Task to carry out: Update the entries from the beginning through the line that contains "x-axis-title: Elevation (m) [148,863,242,880]" by changing "plot-area" to "plotting-region". Leave all other text as it is.

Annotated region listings
· · · ·

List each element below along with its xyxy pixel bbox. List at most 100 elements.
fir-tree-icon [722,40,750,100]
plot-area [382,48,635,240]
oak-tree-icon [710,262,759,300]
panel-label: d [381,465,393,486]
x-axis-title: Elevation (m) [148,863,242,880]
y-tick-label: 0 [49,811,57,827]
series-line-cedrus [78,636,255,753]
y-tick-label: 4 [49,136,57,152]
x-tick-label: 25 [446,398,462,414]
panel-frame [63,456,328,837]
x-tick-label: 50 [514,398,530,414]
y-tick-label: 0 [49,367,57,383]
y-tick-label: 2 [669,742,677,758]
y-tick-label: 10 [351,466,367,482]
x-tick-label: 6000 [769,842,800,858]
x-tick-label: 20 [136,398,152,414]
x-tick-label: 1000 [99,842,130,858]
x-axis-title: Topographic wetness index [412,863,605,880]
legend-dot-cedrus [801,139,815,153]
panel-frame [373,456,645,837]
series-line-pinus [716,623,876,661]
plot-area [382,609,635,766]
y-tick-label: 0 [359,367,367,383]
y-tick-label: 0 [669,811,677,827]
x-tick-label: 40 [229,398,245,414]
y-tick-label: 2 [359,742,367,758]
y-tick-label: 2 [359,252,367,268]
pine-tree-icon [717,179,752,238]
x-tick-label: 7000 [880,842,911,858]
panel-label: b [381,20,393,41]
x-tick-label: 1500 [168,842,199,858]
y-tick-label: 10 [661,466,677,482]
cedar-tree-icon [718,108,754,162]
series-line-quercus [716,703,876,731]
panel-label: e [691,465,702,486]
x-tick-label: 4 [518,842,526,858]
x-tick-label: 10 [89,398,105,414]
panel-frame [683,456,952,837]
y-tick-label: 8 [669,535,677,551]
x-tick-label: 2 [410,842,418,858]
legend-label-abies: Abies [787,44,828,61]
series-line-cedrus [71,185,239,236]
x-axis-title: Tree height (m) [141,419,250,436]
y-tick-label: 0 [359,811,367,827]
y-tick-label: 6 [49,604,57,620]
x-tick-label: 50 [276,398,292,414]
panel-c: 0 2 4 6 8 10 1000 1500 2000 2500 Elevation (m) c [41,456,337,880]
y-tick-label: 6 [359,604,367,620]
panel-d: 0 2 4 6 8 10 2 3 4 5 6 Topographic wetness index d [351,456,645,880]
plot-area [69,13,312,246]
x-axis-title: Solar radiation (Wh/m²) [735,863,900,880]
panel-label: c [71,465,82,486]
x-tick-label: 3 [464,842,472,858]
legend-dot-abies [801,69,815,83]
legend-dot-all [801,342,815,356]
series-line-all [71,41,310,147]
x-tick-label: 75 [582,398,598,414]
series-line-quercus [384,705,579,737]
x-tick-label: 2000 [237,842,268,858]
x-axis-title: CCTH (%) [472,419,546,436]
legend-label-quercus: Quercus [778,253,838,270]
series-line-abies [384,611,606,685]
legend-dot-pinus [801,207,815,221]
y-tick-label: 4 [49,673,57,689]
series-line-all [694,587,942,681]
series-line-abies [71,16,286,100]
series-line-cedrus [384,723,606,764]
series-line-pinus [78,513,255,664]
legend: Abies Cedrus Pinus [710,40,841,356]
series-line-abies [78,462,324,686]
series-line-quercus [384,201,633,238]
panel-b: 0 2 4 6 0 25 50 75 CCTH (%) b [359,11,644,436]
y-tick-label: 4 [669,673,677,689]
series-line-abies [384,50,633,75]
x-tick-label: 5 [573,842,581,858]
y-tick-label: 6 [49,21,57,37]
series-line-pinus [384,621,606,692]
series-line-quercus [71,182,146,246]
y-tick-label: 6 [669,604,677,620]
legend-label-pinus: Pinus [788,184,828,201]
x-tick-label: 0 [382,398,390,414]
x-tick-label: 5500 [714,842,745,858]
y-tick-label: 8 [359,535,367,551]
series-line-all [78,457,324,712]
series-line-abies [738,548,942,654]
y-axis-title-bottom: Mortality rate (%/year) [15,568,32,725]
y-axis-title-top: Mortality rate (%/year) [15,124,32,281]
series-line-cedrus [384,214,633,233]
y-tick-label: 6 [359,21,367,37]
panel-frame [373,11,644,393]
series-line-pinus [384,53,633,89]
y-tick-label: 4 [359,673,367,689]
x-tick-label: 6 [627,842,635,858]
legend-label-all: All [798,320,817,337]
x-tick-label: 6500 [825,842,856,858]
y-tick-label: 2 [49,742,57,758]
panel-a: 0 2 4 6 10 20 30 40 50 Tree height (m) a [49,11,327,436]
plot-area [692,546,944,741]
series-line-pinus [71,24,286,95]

· · · ·

Written answer:
List each element below along with its xyxy pixel bbox. List at most 100 elements.
fir-tree-icon [722,40,750,100]
plotting-region [382,48,635,240]
oak-tree-icon [710,262,759,300]
panel-label: d [381,465,393,486]
x-axis-title: Elevation (m) [148,863,242,880]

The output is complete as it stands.